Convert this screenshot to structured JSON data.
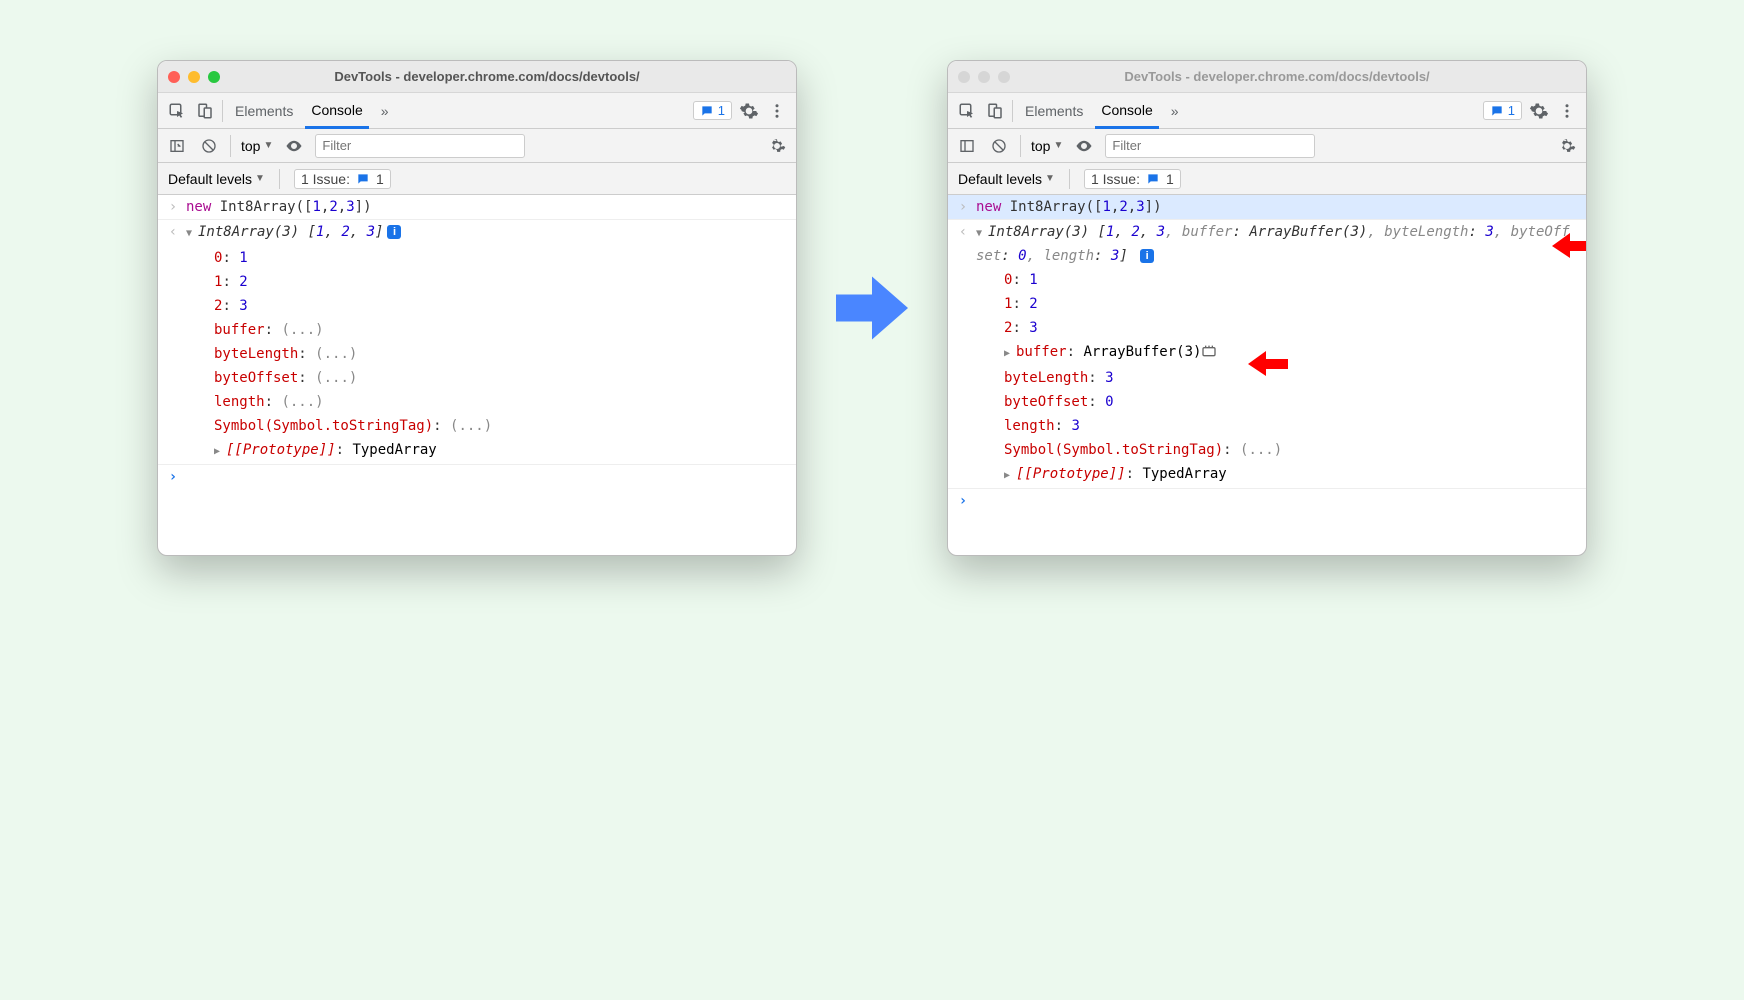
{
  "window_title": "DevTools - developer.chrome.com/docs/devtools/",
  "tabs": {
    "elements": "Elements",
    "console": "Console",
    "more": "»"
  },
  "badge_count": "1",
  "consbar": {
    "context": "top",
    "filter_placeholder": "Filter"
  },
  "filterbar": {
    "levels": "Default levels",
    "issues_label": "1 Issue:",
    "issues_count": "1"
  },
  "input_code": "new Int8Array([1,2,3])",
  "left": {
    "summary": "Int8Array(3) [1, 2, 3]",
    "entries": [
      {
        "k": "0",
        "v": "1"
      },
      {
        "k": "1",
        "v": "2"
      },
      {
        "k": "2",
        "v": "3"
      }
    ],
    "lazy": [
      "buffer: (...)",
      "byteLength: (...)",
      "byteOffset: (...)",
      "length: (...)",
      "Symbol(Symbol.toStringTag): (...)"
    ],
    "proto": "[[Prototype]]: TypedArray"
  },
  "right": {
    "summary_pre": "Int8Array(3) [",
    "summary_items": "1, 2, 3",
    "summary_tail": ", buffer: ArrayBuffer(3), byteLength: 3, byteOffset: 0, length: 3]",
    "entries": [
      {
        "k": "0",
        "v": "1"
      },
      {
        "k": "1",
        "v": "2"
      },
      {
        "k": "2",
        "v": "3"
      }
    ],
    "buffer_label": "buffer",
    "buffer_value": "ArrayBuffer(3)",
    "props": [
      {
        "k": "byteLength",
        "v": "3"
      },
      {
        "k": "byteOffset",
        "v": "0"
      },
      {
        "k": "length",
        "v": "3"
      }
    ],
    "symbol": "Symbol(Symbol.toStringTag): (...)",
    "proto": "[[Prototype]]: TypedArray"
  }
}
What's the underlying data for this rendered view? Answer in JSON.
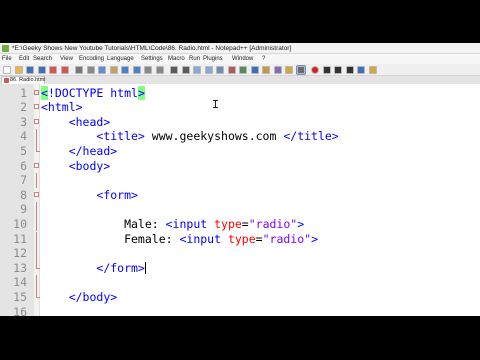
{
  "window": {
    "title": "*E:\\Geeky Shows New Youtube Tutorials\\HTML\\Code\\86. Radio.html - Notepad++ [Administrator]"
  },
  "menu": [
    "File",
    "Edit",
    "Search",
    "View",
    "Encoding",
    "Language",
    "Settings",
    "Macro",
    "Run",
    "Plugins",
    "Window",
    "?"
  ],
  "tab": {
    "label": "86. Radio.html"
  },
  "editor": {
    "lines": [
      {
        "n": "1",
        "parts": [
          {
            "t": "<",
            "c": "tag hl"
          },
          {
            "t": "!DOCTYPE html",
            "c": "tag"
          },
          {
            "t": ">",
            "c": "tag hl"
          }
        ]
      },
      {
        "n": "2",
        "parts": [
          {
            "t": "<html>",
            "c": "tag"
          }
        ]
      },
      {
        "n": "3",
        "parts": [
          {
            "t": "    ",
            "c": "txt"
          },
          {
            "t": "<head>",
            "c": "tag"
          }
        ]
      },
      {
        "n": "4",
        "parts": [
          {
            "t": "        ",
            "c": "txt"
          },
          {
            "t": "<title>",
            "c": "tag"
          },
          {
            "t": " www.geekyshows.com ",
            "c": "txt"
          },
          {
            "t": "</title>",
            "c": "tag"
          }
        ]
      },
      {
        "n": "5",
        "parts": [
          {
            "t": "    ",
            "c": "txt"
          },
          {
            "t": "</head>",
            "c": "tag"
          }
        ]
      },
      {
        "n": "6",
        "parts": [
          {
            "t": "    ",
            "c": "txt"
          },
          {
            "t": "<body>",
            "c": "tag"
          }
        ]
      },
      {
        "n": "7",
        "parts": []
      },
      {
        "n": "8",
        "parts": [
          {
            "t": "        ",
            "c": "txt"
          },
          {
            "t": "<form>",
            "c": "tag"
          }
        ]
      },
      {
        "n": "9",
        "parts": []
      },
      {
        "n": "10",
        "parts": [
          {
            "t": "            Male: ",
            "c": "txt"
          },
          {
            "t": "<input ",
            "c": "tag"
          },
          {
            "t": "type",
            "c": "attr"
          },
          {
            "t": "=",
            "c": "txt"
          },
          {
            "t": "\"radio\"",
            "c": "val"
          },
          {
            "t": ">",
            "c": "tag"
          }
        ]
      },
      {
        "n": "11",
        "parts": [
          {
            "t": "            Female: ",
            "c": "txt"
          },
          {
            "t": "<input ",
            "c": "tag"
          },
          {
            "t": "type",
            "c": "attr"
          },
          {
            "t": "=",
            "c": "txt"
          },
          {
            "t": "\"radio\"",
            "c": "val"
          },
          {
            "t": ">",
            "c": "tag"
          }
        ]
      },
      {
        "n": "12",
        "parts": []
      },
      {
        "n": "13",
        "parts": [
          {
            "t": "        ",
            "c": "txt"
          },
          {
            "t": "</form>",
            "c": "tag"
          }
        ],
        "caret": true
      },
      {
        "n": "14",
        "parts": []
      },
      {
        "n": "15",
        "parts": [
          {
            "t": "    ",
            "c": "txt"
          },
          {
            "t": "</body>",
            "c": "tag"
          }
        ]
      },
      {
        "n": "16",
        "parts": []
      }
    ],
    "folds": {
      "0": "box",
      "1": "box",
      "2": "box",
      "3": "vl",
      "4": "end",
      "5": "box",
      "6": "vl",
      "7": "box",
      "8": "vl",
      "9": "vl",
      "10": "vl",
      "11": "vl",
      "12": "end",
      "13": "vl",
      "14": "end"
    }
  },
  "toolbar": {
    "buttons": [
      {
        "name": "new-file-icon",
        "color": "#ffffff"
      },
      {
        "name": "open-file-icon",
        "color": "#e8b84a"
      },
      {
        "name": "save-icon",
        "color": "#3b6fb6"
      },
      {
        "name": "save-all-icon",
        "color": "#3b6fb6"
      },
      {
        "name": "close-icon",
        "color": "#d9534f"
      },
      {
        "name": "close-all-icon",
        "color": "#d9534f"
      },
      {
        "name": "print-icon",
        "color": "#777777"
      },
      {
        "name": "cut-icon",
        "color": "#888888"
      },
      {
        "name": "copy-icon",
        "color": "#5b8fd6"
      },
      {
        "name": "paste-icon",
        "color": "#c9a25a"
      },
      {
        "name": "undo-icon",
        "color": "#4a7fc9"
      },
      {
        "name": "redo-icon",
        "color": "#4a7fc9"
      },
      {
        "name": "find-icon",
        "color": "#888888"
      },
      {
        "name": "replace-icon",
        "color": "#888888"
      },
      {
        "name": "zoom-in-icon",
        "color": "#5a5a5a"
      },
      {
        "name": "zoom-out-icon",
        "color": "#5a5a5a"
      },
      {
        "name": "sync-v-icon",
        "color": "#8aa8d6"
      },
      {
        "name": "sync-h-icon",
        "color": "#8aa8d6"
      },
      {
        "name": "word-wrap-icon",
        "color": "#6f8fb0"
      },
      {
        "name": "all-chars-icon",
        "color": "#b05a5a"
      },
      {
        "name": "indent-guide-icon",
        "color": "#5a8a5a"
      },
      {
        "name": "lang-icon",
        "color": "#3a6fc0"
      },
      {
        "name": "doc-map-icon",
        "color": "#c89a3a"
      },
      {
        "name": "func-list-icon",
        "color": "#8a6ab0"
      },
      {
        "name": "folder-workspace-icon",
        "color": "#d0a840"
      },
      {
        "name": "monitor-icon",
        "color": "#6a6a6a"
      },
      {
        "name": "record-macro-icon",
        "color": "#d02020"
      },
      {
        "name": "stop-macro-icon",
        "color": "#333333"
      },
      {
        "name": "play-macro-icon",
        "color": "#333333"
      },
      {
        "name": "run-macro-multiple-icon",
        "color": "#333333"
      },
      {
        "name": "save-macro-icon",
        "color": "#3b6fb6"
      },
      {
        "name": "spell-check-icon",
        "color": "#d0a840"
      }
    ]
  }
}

* Objective
Output all the records, word for word, with no pictures in the copy.

* Final answer
Convert this screenshot to structured JSON data.
{
  "window_title": "DevTools - developer.chrome.com/docs/devtools/",
  "tabs": {
    "elements": "Elements",
    "console": "Console",
    "more": "»"
  },
  "badge_count": "1",
  "consbar": {
    "context": "top",
    "filter_placeholder": "Filter"
  },
  "filterbar": {
    "levels": "Default levels",
    "issues_label": "1 Issue:",
    "issues_count": "1"
  },
  "input_code": "new Int8Array([1,2,3])",
  "left": {
    "summary": "Int8Array(3) [1, 2, 3]",
    "entries": [
      {
        "k": "0",
        "v": "1"
      },
      {
        "k": "1",
        "v": "2"
      },
      {
        "k": "2",
        "v": "3"
      }
    ],
    "lazy": [
      "buffer: (...)",
      "byteLength: (...)",
      "byteOffset: (...)",
      "length: (...)",
      "Symbol(Symbol.toStringTag): (...)"
    ],
    "proto": "[[Prototype]]: TypedArray"
  },
  "right": {
    "summary_pre": "Int8Array(3) [",
    "summary_items": "1, 2, 3",
    "summary_tail": ", buffer: ArrayBuffer(3), byteLength: 3, byteOffset: 0, length: 3]",
    "entries": [
      {
        "k": "0",
        "v": "1"
      },
      {
        "k": "1",
        "v": "2"
      },
      {
        "k": "2",
        "v": "3"
      }
    ],
    "buffer_label": "buffer",
    "buffer_value": "ArrayBuffer(3)",
    "props": [
      {
        "k": "byteLength",
        "v": "3"
      },
      {
        "k": "byteOffset",
        "v": "0"
      },
      {
        "k": "length",
        "v": "3"
      }
    ],
    "symbol": "Symbol(Symbol.toStringTag): (...)",
    "proto": "[[Prototype]]: TypedArray"
  }
}
What's the underlying data for this rendered view? Answer in JSON.
{
  "window": {
    "title": "*E:\\Geeky Shows New Youtube Tutorials\\HTML\\Code\\86. Radio.html - Notepad++ [Administrator]"
  },
  "menu": [
    "File",
    "Edit",
    "Search",
    "View",
    "Encoding",
    "Language",
    "Settings",
    "Macro",
    "Run",
    "Plugins",
    "Window",
    "?"
  ],
  "tab": {
    "label": "86. Radio.html"
  },
  "editor": {
    "lines": [
      {
        "n": "1",
        "parts": [
          {
            "t": "<",
            "c": "tag hl"
          },
          {
            "t": "!DOCTYPE html",
            "c": "tag"
          },
          {
            "t": ">",
            "c": "tag hl"
          }
        ]
      },
      {
        "n": "2",
        "parts": [
          {
            "t": "<html>",
            "c": "tag"
          }
        ]
      },
      {
        "n": "3",
        "parts": [
          {
            "t": "    ",
            "c": "txt"
          },
          {
            "t": "<head>",
            "c": "tag"
          }
        ]
      },
      {
        "n": "4",
        "parts": [
          {
            "t": "        ",
            "c": "txt"
          },
          {
            "t": "<title>",
            "c": "tag"
          },
          {
            "t": " www.geekyshows.com ",
            "c": "txt"
          },
          {
            "t": "</title>",
            "c": "tag"
          }
        ]
      },
      {
        "n": "5",
        "parts": [
          {
            "t": "    ",
            "c": "txt"
          },
          {
            "t": "</head>",
            "c": "tag"
          }
        ]
      },
      {
        "n": "6",
        "parts": [
          {
            "t": "    ",
            "c": "txt"
          },
          {
            "t": "<body>",
            "c": "tag"
          }
        ]
      },
      {
        "n": "7",
        "parts": []
      },
      {
        "n": "8",
        "parts": [
          {
            "t": "        ",
            "c": "txt"
          },
          {
            "t": "<form>",
            "c": "tag"
          }
        ]
      },
      {
        "n": "9",
        "parts": []
      },
      {
        "n": "10",
        "parts": [
          {
            "t": "            Male: ",
            "c": "txt"
          },
          {
            "t": "<input ",
            "c": "tag"
          },
          {
            "t": "type",
            "c": "attr"
          },
          {
            "t": "=",
            "c": "txt"
          },
          {
            "t": "\"radio\"",
            "c": "val"
          },
          {
            "t": ">",
            "c": "tag"
          }
        ]
      },
      {
        "n": "11",
        "parts": [
          {
            "t": "            Female: ",
            "c": "txt"
          },
          {
            "t": "<input ",
            "c": "tag"
          },
          {
            "t": "type",
            "c": "attr"
          },
          {
            "t": "=",
            "c": "txt"
          },
          {
            "t": "\"radio\"",
            "c": "val"
          },
          {
            "t": ">",
            "c": "tag"
          }
        ]
      },
      {
        "n": "12",
        "parts": []
      },
      {
        "n": "13",
        "parts": [
          {
            "t": "        ",
            "c": "txt"
          },
          {
            "t": "</form>",
            "c": "tag"
          }
        ],
        "caret": true
      },
      {
        "n": "14",
        "parts": []
      },
      {
        "n": "15",
        "parts": [
          {
            "t": "    ",
            "c": "txt"
          },
          {
            "t": "</body>",
            "c": "tag"
          }
        ]
      },
      {
        "n": "16",
        "parts": []
      }
    ],
    "folds": {
      "0": "box",
      "1": "box",
      "2": "box",
      "3": "vl",
      "4": "end",
      "5": "box",
      "6": "vl",
      "7": "box",
      "8": "vl",
      "9": "vl",
      "10": "vl",
      "11": "vl",
      "12": "end",
      "13": "vl",
      "14": "end"
    }
  },
  "toolbar": {
    "buttons": [
      {
        "name": "new-file-icon",
        "color": "#ffffff"
      },
      {
        "name": "open-file-icon",
        "color": "#e8b84a"
      },
      {
        "name": "save-icon",
        "color": "#3b6fb6"
      },
      {
        "name": "save-all-icon",
        "color": "#3b6fb6"
      },
      {
        "name": "close-icon",
        "color": "#d9534f"
      },
      {
        "name": "close-all-icon",
        "color": "#d9534f"
      },
      {
        "name": "print-icon",
        "color": "#777777"
      },
      {
        "name": "cut-icon",
        "color": "#888888"
      },
      {
        "name": "copy-icon",
        "color": "#5b8fd6"
      },
      {
        "name": "paste-icon",
        "color": "#c9a25a"
      },
      {
        "name": "undo-icon",
        "color": "#4a7fc9"
      },
      {
        "name": "redo-icon",
        "color": "#4a7fc9"
      },
      {
        "name": "find-icon",
        "color": "#888888"
      },
      {
        "name": "replace-icon",
        "color": "#888888"
      },
      {
        "name": "zoom-in-icon",
        "color": "#5a5a5a"
      },
      {
        "name": "zoom-out-icon",
        "color": "#5a5a5a"
      },
      {
        "name": "sync-v-icon",
        "color": "#8aa8d6"
      },
      {
        "name": "sync-h-icon",
        "color": "#8aa8d6"
      },
      {
        "name": "word-wrap-icon",
        "color": "#6f8fb0"
      },
      {
        "name": "all-chars-icon",
        "color": "#b05a5a"
      },
      {
        "name": "indent-guide-icon",
        "color": "#5a8a5a"
      },
      {
        "name": "lang-icon",
        "color": "#3a6fc0"
      },
      {
        "name": "doc-map-icon",
        "color": "#c89a3a"
      },
      {
        "name": "func-list-icon",
        "color": "#8a6ab0"
      },
      {
        "name": "folder-workspace-icon",
        "color": "#d0a840"
      },
      {
        "name": "monitor-icon",
        "color": "#6a6a6a"
      },
      {
        "name": "record-macro-icon",
        "color": "#d02020"
      },
      {
        "name": "stop-macro-icon",
        "color": "#333333"
      },
      {
        "name": "play-macro-icon",
        "color": "#333333"
      },
      {
        "name": "run-macro-multiple-icon",
        "color": "#333333"
      },
      {
        "name": "save-macro-icon",
        "color": "#3b6fb6"
      },
      {
        "name": "spell-check-icon",
        "color": "#d0a840"
      }
    ]
  }
}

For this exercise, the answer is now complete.